Only a number is wanted: the count of lines in this listing that contain "FXCM".
# start of RECORDS PROVIDED
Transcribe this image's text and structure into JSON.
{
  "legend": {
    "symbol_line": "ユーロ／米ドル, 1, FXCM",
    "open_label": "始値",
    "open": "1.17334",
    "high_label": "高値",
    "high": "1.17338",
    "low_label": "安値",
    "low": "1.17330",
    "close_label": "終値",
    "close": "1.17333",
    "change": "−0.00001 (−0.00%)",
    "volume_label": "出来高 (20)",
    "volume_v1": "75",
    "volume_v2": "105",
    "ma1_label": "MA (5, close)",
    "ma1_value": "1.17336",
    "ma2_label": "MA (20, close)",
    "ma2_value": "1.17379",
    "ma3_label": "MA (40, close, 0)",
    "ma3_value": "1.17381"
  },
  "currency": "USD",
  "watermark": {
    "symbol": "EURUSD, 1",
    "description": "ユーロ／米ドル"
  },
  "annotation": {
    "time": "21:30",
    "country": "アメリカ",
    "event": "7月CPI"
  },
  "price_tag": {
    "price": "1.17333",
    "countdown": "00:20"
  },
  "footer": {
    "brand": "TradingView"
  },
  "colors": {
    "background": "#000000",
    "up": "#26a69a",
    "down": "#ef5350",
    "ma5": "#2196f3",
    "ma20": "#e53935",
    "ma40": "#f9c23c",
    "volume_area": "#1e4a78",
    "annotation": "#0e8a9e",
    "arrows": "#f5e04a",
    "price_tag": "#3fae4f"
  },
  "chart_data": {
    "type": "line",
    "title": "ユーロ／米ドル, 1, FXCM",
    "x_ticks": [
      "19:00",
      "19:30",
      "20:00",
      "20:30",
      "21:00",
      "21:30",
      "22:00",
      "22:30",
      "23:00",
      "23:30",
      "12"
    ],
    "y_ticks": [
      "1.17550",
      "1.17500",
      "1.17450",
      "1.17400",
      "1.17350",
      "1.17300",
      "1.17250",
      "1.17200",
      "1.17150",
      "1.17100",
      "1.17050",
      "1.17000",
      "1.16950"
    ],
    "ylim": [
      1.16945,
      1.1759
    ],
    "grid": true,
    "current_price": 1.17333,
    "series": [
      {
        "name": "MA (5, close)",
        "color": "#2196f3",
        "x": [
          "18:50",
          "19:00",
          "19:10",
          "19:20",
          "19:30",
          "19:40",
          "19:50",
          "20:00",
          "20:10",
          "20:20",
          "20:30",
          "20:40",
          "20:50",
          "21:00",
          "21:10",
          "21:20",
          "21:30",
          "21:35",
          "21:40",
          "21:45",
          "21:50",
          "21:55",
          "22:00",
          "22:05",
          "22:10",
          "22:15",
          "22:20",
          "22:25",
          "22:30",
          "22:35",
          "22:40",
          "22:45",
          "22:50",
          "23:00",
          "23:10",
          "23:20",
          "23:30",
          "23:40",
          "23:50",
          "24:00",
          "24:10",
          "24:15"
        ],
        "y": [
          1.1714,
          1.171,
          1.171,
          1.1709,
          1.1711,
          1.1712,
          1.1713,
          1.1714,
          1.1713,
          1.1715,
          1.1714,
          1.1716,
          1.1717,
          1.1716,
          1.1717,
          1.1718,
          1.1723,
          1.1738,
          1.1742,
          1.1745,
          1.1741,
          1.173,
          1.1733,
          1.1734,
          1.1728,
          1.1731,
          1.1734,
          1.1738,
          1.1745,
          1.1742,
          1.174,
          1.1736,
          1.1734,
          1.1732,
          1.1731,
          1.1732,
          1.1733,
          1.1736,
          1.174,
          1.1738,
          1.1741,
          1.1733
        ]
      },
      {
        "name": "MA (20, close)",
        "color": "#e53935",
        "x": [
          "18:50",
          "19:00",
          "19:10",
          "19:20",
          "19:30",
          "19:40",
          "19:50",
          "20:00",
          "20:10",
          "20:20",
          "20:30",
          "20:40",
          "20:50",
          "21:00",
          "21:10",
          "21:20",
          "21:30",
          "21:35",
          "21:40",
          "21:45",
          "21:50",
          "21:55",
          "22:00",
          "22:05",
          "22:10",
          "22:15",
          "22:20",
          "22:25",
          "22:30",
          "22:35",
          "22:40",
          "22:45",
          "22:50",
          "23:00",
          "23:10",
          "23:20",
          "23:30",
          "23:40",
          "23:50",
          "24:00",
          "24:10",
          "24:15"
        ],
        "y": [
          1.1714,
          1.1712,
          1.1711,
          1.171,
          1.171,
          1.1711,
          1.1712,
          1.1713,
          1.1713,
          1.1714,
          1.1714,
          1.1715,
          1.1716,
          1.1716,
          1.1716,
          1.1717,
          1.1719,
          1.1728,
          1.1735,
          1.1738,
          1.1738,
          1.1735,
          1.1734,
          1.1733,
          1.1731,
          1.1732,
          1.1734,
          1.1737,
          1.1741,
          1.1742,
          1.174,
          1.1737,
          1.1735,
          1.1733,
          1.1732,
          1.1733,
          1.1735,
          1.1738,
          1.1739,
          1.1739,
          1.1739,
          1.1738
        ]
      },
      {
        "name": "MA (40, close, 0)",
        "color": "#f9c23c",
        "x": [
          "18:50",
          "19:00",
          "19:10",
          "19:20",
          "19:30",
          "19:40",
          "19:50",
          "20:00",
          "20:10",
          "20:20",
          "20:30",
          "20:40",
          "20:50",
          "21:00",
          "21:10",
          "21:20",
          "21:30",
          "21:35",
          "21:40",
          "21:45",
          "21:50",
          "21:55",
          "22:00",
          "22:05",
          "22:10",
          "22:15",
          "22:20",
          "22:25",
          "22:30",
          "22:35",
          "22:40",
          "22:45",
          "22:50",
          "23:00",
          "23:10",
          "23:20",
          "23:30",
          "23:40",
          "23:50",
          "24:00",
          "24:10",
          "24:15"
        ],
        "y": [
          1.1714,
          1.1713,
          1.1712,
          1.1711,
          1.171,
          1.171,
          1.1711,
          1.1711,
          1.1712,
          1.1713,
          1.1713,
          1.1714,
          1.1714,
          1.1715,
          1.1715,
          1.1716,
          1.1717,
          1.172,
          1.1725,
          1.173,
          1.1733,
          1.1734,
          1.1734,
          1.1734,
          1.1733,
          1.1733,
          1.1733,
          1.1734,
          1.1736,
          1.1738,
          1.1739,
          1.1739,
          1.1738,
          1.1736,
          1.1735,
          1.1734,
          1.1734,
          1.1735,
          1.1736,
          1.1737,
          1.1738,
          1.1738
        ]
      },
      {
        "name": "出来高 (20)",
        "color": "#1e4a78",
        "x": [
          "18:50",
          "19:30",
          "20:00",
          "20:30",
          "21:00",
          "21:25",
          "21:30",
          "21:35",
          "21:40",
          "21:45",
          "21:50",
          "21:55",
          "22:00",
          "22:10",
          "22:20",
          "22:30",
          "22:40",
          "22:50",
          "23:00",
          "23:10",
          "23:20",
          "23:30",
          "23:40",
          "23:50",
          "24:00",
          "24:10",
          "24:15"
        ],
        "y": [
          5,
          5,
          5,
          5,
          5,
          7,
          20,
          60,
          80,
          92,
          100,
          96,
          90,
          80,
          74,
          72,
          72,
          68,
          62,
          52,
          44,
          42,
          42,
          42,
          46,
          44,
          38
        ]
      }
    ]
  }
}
# end of RECORDS PROVIDED
FINISHED ANSWER: 2